Exercise goal.
Copy the lines of the entries exactly, starting at the very first line and continuing through the line with "- worker-photo-illustration: [498, 138, 716, 384]", both ends included.

Records.

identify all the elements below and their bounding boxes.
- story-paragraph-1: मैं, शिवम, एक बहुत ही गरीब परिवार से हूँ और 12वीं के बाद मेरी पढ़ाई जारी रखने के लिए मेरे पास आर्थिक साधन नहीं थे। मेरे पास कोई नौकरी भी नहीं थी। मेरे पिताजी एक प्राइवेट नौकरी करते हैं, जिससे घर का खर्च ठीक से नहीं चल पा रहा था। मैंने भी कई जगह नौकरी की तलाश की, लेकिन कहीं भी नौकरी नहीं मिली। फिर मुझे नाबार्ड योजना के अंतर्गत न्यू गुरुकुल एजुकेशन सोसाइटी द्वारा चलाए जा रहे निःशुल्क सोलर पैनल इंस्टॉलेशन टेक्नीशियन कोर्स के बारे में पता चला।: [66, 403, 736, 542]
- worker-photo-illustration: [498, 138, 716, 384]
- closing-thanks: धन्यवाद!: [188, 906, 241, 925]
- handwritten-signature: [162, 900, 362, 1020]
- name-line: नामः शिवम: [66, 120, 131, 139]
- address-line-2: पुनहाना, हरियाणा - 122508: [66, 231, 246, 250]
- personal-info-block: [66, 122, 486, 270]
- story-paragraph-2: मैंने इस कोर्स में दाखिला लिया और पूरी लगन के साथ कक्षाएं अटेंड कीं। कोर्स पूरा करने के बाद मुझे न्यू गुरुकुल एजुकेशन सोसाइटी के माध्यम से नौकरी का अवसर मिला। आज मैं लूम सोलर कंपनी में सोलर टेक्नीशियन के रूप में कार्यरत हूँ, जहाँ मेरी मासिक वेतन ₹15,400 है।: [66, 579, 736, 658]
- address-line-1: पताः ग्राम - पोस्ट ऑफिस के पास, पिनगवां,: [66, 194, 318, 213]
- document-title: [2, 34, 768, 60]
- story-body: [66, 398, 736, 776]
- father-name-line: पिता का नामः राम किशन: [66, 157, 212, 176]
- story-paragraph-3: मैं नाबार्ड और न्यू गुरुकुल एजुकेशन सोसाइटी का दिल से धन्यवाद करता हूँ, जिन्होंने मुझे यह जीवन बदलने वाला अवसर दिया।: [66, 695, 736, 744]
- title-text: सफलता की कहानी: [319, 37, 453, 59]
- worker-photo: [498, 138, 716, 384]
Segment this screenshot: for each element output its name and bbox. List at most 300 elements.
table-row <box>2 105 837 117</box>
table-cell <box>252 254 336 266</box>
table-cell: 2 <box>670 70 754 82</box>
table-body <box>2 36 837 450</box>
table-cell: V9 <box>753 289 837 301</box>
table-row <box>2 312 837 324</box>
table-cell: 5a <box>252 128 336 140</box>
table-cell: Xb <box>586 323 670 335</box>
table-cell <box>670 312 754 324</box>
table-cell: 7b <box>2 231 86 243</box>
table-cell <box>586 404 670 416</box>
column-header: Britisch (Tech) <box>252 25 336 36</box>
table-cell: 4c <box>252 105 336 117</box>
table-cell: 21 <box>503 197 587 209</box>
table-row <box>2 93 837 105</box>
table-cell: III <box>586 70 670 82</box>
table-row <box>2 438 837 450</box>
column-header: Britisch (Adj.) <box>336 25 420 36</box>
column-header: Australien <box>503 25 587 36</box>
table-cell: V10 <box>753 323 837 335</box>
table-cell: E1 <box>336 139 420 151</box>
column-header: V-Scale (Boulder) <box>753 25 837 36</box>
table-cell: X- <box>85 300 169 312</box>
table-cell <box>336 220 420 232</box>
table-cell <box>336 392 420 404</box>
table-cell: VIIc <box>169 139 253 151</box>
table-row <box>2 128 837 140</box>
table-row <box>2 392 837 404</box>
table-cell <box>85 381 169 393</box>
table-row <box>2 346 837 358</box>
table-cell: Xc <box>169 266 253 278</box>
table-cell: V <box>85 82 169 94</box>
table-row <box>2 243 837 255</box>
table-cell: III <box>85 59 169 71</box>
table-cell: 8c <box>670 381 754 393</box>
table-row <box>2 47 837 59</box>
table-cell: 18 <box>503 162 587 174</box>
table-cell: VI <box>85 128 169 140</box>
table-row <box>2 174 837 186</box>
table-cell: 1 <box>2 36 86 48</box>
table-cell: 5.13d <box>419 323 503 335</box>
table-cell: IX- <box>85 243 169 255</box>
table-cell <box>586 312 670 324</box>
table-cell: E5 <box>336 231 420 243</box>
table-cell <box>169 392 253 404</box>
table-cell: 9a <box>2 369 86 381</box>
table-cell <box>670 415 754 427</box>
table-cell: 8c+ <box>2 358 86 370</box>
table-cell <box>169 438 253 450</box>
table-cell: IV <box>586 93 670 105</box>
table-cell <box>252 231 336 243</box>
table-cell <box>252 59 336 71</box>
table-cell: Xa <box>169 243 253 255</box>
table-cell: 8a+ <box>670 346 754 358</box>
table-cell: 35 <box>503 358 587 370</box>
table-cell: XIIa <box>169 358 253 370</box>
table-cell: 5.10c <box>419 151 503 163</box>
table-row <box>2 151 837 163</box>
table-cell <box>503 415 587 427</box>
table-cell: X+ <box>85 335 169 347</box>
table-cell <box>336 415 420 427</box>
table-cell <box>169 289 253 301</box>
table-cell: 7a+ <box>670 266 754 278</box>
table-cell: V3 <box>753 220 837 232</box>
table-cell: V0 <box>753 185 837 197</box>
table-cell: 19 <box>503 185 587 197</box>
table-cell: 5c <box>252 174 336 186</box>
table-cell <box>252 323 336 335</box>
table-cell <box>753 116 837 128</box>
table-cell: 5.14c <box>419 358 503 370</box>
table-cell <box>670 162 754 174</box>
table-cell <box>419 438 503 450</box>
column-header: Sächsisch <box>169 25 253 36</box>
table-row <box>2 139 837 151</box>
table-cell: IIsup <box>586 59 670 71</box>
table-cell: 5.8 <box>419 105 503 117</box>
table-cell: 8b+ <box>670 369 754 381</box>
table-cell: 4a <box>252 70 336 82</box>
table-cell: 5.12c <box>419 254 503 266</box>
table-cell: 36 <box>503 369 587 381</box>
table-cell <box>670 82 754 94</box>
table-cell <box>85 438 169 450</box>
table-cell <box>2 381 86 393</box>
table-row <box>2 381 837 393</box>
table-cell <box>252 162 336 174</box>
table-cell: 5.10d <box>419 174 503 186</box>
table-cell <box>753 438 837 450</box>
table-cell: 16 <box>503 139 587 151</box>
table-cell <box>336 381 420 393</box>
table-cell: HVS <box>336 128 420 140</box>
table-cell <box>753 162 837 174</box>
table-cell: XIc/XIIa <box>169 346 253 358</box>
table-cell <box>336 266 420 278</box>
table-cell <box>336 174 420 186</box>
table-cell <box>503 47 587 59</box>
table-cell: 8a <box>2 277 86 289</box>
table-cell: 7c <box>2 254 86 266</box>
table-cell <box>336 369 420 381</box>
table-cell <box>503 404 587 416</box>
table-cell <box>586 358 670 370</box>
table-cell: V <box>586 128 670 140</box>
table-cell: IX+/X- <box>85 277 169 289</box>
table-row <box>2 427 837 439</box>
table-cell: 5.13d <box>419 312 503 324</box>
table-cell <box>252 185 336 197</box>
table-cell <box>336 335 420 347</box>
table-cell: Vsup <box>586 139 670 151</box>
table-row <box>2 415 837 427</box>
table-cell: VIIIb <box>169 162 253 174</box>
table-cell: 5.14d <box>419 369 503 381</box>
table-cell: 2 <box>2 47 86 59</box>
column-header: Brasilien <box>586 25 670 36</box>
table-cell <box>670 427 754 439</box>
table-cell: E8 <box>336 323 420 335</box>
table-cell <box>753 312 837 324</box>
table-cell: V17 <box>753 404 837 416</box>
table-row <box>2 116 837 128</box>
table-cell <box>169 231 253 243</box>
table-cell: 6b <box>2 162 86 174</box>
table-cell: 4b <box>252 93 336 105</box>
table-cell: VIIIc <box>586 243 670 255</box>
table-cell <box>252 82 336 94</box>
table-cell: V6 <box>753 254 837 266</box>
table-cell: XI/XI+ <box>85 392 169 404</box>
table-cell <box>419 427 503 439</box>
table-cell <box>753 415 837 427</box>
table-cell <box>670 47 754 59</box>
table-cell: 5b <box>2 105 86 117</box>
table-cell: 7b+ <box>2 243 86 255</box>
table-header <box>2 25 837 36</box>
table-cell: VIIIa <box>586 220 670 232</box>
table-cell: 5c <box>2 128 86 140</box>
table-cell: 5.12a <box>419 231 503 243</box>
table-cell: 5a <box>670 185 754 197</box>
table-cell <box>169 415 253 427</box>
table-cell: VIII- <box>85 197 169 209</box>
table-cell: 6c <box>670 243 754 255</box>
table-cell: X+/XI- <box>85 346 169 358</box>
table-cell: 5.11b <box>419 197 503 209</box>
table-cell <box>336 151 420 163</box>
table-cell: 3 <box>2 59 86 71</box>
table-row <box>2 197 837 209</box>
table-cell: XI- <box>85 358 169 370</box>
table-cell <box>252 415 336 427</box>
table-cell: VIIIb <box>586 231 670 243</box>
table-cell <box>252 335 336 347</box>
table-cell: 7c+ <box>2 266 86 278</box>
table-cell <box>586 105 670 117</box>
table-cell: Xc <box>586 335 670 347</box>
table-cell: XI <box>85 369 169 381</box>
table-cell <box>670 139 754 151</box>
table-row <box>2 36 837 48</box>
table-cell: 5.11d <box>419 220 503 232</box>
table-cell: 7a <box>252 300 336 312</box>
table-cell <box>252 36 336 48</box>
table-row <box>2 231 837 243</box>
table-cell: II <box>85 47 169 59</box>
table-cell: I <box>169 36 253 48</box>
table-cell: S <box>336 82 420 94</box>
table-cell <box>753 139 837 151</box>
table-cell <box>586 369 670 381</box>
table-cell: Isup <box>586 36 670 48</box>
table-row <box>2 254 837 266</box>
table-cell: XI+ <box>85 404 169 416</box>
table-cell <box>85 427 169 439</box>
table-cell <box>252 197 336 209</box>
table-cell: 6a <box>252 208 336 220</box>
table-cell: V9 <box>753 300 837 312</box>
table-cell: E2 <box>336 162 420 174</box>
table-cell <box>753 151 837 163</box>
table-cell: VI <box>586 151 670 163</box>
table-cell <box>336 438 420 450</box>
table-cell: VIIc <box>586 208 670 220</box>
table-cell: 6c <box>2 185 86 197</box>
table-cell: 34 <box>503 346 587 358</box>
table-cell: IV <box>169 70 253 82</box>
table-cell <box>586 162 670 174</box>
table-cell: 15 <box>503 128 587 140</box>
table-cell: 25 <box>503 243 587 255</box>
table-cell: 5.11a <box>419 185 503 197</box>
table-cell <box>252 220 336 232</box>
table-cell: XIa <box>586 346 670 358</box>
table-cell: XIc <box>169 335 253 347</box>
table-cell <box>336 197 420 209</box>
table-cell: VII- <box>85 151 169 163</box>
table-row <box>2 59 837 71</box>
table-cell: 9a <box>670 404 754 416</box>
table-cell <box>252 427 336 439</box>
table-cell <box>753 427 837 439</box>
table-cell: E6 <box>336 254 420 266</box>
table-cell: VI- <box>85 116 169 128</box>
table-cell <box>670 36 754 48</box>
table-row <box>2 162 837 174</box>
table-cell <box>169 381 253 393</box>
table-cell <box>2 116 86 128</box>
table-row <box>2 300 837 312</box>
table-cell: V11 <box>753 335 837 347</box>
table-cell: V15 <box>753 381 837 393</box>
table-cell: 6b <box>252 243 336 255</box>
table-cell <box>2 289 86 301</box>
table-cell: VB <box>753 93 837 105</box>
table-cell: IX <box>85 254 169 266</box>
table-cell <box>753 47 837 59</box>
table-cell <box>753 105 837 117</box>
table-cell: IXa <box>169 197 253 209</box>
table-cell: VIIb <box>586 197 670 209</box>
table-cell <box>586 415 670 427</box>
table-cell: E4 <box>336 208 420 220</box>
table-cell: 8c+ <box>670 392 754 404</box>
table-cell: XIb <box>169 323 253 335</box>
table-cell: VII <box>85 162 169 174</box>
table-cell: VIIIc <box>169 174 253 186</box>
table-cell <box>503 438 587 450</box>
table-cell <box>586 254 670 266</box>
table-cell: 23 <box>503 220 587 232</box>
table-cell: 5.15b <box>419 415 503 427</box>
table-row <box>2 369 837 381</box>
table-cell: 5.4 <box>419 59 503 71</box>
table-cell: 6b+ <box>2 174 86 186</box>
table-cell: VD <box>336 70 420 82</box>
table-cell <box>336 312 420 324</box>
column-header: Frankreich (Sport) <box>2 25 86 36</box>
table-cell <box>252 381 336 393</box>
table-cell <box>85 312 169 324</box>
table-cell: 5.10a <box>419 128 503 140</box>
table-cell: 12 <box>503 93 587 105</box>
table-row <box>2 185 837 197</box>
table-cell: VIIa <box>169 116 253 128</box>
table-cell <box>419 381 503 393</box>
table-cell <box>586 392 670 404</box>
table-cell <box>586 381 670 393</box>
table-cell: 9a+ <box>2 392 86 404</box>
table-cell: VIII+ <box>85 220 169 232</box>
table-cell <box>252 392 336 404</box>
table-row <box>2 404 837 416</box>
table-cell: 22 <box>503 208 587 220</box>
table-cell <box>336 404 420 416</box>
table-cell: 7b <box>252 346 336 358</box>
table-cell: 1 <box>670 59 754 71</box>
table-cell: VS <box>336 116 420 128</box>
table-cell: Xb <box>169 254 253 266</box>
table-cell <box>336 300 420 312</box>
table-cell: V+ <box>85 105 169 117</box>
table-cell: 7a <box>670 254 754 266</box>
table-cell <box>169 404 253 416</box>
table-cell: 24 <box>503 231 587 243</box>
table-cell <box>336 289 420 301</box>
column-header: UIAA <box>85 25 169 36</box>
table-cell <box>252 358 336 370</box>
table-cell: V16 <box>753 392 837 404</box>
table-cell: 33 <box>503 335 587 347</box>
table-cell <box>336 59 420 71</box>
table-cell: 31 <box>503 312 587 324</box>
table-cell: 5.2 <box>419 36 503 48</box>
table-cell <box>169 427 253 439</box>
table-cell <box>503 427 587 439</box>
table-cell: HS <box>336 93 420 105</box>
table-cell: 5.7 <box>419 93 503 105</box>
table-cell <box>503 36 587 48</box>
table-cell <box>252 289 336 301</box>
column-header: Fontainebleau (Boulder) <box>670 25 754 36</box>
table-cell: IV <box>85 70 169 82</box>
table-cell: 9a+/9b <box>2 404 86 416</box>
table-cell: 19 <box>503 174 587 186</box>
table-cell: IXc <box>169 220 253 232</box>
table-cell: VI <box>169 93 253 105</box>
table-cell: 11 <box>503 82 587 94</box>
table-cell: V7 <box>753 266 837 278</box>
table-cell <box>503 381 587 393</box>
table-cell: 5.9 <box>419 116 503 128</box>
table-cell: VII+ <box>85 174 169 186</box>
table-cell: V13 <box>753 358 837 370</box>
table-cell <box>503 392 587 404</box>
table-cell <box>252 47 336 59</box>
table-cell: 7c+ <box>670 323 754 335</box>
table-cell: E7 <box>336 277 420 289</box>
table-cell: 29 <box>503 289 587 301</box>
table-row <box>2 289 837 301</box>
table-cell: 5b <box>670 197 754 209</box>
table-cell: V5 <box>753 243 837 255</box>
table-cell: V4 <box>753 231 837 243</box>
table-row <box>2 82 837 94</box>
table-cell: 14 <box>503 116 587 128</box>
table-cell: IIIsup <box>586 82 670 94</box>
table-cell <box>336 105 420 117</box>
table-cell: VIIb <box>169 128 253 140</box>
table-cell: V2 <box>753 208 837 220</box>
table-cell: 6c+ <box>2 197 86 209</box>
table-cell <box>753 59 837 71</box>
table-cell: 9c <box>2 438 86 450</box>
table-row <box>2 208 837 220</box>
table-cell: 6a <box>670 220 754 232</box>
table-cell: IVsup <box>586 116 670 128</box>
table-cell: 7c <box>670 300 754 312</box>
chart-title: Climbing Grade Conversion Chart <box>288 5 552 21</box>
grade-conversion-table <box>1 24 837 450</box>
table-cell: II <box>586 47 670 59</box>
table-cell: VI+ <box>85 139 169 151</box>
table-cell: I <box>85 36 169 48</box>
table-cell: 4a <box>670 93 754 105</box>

Problem solution.
identify all the elements below and their bounding boxes.
- story-paragraph-1: मैं, शिवम, एक बहुत ही गरीब परिवार से हूँ और 12वीं के बाद मेरी पढ़ाई जारी रखने के लिए मेरे पास आर्थिक साधन नहीं थे। मेरे पास कोई नौकरी भी नहीं थी। मेरे पिताजी एक प्राइवेट नौकरी करते हैं, जिससे घर का खर्च ठीक से नहीं चल पा रहा था। मैंने भी कई जगह नौकरी की तलाश की, लेकिन कहीं भी नौकरी नहीं मिली। फिर मुझे नाबार्ड योजना के अंतर्गत न्यू गुरुकुल एजुकेशन सोसाइटी द्वारा चलाए जा रहे निःशुल्क सोलर पैनल इंस्टॉलेशन टेक्नीशियन कोर्स के बारे में पता चला।: [66, 403, 736, 542]
- worker-photo-illustration: [498, 138, 716, 384]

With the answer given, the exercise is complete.